Return all lines from the listing below in which the string "Capitalização" occurs.

* Source data:
★ ★ ★ ★ ★ ★ ★
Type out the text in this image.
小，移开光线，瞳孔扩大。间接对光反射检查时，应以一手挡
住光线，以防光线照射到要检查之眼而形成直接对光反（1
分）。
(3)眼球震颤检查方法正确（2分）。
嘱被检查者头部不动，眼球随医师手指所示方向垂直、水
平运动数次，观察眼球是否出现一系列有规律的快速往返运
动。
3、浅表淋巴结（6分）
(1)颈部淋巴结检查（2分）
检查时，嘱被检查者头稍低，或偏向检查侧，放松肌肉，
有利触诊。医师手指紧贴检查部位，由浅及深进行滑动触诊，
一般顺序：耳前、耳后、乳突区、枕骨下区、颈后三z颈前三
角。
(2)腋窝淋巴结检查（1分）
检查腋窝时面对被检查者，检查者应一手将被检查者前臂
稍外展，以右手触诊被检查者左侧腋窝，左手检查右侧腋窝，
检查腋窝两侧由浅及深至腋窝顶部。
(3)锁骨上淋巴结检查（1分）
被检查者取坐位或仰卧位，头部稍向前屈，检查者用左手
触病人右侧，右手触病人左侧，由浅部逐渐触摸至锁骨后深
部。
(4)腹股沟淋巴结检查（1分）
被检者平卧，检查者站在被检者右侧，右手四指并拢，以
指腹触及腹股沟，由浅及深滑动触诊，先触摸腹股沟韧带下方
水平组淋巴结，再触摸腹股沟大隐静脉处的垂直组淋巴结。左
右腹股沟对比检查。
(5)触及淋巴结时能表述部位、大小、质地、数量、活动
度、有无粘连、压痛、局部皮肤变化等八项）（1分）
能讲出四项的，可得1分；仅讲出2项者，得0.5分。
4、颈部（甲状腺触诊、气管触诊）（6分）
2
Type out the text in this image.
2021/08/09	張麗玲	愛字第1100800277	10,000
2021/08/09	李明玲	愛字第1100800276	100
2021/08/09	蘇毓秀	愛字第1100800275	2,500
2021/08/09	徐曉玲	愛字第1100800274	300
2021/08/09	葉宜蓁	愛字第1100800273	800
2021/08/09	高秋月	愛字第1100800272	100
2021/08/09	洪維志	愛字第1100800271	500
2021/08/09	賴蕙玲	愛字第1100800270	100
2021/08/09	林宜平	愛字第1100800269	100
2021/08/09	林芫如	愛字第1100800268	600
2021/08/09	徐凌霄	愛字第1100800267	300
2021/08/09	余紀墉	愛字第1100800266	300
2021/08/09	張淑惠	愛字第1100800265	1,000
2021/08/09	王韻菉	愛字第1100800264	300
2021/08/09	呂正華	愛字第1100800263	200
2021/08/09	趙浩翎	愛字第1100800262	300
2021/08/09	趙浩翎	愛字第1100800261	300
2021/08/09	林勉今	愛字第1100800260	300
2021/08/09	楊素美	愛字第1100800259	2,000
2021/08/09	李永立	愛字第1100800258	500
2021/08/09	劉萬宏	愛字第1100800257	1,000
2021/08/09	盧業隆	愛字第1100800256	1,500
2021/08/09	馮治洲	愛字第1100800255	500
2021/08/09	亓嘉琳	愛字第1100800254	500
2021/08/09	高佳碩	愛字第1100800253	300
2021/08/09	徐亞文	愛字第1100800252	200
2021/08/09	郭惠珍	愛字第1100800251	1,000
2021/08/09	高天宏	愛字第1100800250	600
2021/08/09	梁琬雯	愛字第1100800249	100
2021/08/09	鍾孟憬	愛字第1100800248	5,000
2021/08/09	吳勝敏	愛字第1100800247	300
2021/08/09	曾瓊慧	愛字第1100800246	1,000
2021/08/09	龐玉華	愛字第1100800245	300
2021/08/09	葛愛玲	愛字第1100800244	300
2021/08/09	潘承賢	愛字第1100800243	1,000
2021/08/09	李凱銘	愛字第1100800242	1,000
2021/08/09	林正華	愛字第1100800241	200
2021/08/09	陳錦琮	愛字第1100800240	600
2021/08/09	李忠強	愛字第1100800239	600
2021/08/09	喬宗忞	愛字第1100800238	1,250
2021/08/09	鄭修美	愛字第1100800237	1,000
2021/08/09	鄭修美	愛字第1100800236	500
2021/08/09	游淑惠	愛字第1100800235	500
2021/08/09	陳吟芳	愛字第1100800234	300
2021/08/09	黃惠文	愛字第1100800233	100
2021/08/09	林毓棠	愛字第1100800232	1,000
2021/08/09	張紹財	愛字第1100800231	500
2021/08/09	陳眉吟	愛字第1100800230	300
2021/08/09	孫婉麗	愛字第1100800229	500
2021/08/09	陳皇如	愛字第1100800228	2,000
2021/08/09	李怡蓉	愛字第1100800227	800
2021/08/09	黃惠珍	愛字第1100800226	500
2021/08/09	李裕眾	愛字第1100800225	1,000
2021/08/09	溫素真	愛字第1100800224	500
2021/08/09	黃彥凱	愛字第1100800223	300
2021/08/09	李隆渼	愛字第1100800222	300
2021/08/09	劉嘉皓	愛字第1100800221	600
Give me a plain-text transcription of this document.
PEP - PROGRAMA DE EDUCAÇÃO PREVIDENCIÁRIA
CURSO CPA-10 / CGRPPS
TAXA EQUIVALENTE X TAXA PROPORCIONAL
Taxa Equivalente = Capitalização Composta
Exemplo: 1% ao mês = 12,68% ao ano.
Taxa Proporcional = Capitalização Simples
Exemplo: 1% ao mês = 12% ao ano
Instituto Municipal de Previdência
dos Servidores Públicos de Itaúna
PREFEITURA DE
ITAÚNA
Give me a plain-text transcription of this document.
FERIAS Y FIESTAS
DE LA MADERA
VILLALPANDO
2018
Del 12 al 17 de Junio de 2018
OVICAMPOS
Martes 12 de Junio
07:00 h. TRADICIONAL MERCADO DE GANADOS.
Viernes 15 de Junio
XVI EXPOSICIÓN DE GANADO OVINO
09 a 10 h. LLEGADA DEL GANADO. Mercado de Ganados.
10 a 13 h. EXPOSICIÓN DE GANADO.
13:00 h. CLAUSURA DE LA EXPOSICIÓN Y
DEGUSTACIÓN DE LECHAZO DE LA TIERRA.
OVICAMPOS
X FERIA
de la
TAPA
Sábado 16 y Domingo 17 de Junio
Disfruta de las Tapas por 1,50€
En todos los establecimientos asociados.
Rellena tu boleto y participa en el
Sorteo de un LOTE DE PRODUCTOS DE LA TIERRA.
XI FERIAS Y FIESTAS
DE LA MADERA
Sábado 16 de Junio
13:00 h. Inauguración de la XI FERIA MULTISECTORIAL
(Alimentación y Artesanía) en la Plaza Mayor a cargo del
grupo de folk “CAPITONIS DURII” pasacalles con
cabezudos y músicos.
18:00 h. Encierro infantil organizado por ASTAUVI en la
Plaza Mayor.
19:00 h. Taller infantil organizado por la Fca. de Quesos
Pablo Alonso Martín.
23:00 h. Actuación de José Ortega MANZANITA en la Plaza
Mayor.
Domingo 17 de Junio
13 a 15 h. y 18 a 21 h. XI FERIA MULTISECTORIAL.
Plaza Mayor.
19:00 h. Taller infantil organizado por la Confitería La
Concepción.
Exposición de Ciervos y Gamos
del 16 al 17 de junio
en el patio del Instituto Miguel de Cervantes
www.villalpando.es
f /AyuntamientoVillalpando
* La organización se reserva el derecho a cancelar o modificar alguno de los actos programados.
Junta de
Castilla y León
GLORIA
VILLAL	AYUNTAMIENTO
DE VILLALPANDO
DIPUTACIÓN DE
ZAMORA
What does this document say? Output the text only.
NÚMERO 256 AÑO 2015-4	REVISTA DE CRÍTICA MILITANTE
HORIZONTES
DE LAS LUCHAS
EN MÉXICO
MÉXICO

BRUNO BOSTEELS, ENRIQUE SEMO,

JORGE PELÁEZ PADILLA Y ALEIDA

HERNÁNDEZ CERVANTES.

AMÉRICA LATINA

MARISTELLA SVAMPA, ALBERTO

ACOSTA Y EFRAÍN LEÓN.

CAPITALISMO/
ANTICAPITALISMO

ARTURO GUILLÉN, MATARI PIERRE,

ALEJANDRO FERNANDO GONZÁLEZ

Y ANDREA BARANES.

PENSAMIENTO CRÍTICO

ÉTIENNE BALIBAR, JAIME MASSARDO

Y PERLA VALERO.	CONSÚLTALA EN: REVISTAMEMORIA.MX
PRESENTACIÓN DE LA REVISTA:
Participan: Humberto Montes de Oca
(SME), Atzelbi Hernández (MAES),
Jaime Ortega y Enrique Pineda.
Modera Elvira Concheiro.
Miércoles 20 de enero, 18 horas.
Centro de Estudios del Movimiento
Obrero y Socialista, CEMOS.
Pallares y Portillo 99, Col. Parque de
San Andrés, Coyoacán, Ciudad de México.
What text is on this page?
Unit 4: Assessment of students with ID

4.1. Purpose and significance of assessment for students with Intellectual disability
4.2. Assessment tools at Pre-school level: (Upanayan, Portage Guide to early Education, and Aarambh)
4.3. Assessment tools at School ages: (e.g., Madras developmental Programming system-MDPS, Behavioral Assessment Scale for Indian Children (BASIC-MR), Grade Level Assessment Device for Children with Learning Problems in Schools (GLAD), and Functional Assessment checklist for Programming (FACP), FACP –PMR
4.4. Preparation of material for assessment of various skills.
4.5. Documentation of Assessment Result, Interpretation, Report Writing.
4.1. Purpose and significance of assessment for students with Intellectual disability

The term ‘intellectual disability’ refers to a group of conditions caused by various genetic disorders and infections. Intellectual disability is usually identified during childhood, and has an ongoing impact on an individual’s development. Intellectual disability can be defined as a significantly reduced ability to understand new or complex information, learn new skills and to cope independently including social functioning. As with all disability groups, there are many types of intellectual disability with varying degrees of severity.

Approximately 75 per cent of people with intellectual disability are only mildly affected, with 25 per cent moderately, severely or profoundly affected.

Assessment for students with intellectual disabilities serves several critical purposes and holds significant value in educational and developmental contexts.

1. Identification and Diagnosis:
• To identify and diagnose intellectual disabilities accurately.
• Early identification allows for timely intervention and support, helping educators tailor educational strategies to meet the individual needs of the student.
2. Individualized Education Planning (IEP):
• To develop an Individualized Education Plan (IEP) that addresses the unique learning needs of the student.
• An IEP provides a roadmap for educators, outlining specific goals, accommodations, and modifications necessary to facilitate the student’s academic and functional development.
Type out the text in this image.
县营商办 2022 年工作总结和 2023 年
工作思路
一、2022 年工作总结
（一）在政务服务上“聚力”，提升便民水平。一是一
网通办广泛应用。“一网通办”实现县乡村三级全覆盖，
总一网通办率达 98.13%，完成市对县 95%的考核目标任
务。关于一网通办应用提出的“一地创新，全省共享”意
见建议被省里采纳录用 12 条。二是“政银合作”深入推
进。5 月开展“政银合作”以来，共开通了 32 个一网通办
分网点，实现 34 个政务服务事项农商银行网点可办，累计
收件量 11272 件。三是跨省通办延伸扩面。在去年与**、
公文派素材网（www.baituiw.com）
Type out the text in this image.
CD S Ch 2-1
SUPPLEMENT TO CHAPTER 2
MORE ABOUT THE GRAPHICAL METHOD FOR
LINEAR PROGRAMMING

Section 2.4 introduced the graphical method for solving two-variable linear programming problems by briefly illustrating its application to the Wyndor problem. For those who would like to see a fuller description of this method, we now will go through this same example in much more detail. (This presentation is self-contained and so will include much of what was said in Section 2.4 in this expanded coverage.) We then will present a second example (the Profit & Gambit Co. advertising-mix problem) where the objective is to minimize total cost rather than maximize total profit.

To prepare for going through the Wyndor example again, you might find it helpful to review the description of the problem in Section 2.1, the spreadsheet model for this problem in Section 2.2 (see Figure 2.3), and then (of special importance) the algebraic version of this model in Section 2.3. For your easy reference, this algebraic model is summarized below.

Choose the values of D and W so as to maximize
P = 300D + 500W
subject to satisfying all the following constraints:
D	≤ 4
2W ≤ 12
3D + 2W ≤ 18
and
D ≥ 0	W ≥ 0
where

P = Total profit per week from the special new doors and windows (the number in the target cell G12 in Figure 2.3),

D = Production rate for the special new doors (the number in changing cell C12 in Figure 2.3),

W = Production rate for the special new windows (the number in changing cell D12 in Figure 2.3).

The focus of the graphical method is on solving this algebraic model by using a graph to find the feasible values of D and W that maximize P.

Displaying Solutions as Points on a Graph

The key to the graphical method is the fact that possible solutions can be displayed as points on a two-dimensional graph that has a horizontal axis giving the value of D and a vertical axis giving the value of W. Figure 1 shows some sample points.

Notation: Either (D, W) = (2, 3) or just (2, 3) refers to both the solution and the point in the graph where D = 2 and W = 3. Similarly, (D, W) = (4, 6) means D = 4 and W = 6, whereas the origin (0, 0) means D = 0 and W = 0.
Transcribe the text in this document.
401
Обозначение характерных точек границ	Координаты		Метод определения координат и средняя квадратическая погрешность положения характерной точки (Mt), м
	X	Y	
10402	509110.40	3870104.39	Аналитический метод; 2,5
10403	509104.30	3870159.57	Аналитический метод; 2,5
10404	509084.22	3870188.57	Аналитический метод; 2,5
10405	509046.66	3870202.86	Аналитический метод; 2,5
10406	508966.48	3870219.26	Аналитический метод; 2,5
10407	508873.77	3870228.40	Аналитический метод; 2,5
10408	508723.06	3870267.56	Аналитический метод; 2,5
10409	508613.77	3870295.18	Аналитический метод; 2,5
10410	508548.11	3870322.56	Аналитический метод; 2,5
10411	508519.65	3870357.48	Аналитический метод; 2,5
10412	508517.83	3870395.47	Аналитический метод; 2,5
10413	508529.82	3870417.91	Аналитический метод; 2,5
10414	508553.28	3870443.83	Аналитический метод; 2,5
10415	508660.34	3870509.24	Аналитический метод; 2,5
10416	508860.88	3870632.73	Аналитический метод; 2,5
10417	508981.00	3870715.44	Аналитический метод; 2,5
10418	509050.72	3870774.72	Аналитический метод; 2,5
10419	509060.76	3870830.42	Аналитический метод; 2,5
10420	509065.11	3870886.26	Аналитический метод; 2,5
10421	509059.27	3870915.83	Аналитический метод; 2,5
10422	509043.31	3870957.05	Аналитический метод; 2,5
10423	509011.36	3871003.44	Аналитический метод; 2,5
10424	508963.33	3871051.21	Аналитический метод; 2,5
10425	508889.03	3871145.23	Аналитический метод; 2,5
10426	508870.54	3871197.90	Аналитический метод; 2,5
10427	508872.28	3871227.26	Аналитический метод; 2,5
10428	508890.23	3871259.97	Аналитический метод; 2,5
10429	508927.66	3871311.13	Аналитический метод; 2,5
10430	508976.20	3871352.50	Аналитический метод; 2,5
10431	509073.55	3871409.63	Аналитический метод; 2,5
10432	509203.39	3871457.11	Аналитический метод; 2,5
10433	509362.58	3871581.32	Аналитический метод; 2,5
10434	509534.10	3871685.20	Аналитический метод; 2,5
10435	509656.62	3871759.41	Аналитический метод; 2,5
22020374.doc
★ ★ ★ ★ ★ ★ ★
* REPLY:
Taxa Equivalente = Capitalização Composta
Taxa Proporcional = Capitalização Simples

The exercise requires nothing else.